La structure désormais officielle !
Au cours d’une cérémonie lancement, tenu dans les locaux du Palais des congrès de Cotonou le 21 août 2010, Conseil béninois des auteurs, compositeurs, chanteurs, comédiens et éditeurs de musique entendu ( Cbaccem) est désormais.
Ils sont des centaines d’artistes, musiciens, chanteurs, auteurs, compositeurs, comédiens à assister à cet événement. Lutter contre la piraterie et à la récupération des droits des artistes et auteurs compositeurs, tels sont les principaux objectifs de Cbaccem. Créé suite au constat de nonchalance dans la lutte contre la piraterie de la Commission nationale de lutte contre la piraterie (Cnlp) et de la foutaise du Bureau béninois des droits d’auteurs (Bubedra), les artistes béninois se sont associés pour créer ce label de gestion des droits d’auteurs et de lutte contre la piraterie. Pour le président de la brigade de Cbaccem, Stan Tohon, c’est une structure qui envisage améliorer considérablement la situation sociale des artistes. Il y aura disait-il, une assurance à 80% pour chaque artistes membre et cela en collaboration avec la société d’assurance Saab. Cela voudrait signifier que chaque artiste pourra se soigner et sa petite famille d’au plus six enfants. Les actions immédiates qui vont asseoir de manière et idéale le Cbaccem sont la sensibilisation et la phase pratique de l’opération Guantanamo. La création de cette association selon Tohon, est aussi l’apport de leur pierre à l’édifice culturelle. Plusieurs artistes de renom appartiennent déjà à ce joujou, notamment Jolidon, vice-président, Jospinto, Sabbat Nazaire, chargé de la répartition des droits d’auteurs pour ne citer que ceux-là. Pour rester dans la légalité, la gestion des droits est confiée à un cabinet. Les 5% des droits seront versés au trésor public.

######

> **Consigne de travail 1**
D'après l'article sur le Cbaccem, répondez brièvement :
(a) Dans quel lieu et à quelle date s'est tenue la cérémonie de lancement ?
(b) Avec quelle société d'assurance l'assurance des artistes membres est-elle prévue ?
(c) Quelle part des droits sera versée au trésor public ?
> **Consigne de travail 2**
Recopiez le passage de l'article sur le Cbaccem qui s'ouvre sur les mots « La structure désormais » et se termine par « Cbaccem) est désormais. », en substituant « Porto-Novo » à « Cotonou ».
Ces lignes n'ont aucun lien avec le texte de l'exercice.

[Lignes issues d'un jeu de données]
######

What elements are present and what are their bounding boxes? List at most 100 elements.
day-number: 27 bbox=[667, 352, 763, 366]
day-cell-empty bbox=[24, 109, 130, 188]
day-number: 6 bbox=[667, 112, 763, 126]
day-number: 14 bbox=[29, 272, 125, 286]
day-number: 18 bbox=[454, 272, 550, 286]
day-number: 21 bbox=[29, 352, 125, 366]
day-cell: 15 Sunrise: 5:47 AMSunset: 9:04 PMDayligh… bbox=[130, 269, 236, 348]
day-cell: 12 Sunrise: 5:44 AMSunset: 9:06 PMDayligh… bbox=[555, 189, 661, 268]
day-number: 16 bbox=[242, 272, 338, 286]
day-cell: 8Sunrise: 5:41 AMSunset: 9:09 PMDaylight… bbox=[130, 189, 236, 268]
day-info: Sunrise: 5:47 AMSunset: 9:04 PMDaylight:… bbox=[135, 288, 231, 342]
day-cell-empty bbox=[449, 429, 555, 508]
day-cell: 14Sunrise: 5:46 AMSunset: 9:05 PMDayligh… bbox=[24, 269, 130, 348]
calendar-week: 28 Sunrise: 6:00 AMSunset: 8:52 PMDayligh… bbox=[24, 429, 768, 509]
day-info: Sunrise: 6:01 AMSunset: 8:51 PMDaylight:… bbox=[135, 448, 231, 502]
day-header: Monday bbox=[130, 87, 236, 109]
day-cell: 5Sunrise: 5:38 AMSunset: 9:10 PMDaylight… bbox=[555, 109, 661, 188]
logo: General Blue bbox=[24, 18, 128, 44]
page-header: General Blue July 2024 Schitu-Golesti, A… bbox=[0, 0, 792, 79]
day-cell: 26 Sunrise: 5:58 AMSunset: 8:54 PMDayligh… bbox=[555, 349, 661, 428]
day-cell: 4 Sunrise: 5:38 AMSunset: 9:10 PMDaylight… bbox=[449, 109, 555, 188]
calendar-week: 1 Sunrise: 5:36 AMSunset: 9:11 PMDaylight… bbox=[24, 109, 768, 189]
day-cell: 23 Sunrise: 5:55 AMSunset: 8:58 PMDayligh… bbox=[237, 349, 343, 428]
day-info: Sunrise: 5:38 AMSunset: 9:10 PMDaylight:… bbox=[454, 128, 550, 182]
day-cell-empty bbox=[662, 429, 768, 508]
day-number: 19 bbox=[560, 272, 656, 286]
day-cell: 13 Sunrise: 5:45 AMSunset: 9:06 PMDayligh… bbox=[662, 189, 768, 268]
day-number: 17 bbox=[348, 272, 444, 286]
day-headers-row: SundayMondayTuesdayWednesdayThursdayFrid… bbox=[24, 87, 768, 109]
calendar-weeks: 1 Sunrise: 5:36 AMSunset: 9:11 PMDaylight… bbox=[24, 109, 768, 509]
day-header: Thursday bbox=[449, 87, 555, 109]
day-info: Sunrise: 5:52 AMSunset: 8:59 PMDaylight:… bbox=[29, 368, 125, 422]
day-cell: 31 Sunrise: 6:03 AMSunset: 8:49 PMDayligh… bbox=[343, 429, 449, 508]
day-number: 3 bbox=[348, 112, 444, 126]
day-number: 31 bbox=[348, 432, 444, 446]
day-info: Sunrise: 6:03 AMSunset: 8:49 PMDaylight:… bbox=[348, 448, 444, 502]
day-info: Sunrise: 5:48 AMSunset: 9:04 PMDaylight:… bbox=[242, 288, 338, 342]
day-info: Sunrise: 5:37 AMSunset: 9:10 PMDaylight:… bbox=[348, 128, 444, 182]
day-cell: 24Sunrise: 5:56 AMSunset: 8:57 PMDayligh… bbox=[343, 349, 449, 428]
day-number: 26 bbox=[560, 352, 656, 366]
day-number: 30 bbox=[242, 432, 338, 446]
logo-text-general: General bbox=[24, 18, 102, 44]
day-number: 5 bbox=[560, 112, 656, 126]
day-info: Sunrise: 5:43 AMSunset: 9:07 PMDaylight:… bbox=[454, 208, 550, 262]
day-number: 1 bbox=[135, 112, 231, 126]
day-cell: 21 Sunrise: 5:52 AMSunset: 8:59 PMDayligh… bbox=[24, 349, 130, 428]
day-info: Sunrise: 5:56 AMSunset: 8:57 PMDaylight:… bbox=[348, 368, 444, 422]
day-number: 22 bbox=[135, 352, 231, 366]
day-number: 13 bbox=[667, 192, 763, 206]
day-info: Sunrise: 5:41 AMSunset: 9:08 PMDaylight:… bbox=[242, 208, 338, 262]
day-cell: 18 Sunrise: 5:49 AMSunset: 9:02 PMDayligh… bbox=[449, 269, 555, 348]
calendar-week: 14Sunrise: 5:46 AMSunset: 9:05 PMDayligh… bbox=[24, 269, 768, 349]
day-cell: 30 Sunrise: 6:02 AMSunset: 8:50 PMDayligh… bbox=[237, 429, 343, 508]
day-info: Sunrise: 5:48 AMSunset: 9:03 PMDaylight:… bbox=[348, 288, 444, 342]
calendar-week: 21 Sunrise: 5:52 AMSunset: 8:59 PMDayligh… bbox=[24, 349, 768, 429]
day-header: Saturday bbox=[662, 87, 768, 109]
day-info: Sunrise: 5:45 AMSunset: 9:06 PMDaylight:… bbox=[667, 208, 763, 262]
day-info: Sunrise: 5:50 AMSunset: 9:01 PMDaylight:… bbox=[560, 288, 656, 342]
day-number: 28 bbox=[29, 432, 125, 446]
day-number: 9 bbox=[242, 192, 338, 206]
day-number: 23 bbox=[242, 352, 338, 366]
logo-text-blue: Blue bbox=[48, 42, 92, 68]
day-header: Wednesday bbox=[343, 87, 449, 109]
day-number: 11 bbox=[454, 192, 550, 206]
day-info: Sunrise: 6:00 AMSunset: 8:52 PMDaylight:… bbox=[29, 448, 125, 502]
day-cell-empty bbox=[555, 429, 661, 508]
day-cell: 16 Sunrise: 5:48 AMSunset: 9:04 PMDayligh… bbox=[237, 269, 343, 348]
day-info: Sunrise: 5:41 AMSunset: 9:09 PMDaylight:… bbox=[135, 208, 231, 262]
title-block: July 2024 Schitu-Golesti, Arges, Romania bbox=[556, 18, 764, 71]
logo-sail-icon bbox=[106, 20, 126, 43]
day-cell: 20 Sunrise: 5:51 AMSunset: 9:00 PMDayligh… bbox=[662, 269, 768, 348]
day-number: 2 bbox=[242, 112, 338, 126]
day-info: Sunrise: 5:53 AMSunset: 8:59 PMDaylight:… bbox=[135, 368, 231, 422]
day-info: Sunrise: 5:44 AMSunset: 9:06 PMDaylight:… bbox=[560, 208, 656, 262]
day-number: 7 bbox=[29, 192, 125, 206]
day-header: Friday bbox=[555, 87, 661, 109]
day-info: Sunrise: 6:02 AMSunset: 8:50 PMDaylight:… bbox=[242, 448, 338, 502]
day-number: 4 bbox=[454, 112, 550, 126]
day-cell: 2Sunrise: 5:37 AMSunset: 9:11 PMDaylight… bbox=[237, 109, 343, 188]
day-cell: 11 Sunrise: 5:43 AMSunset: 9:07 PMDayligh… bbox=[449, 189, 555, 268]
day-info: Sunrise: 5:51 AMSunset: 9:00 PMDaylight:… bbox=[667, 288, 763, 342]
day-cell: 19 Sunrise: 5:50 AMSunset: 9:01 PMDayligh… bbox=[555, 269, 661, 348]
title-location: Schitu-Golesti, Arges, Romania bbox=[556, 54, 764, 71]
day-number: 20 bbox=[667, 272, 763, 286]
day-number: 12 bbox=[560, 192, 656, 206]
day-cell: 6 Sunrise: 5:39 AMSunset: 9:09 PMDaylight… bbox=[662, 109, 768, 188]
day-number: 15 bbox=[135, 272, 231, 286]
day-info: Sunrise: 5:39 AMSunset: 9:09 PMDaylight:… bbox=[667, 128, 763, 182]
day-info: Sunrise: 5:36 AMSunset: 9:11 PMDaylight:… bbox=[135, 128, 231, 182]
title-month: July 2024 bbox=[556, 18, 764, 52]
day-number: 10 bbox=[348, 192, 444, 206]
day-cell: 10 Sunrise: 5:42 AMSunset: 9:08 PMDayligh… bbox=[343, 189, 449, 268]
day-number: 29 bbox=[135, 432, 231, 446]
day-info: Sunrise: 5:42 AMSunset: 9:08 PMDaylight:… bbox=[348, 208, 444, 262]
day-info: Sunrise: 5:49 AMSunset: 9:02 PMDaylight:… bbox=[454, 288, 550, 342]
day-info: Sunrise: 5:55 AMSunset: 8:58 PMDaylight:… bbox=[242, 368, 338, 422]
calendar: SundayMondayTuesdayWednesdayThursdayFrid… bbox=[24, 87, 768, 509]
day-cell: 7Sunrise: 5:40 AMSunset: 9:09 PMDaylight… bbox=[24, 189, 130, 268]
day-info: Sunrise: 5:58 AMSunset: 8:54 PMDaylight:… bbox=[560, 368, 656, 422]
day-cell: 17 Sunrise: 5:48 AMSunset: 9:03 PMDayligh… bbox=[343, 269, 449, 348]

######

> **Résultat attendu 1**
(a) Au Palais des congrès de Cotonou, le 21 août 2010.
(b) Avec la société d'assurance Saab.
(c) 5 % des droits.

> **Résultat attendu 2**
La structure désormais officielle !
Au cours d’une cérémonie lancement, tenu dans les locaux du Palais des congrès de Porto-Novo le 21 août 2010, Conseil béninois des auteurs, compositeurs, chanteurs, comédiens et éditeurs de musique entendu ( Cbaccem) est désormais.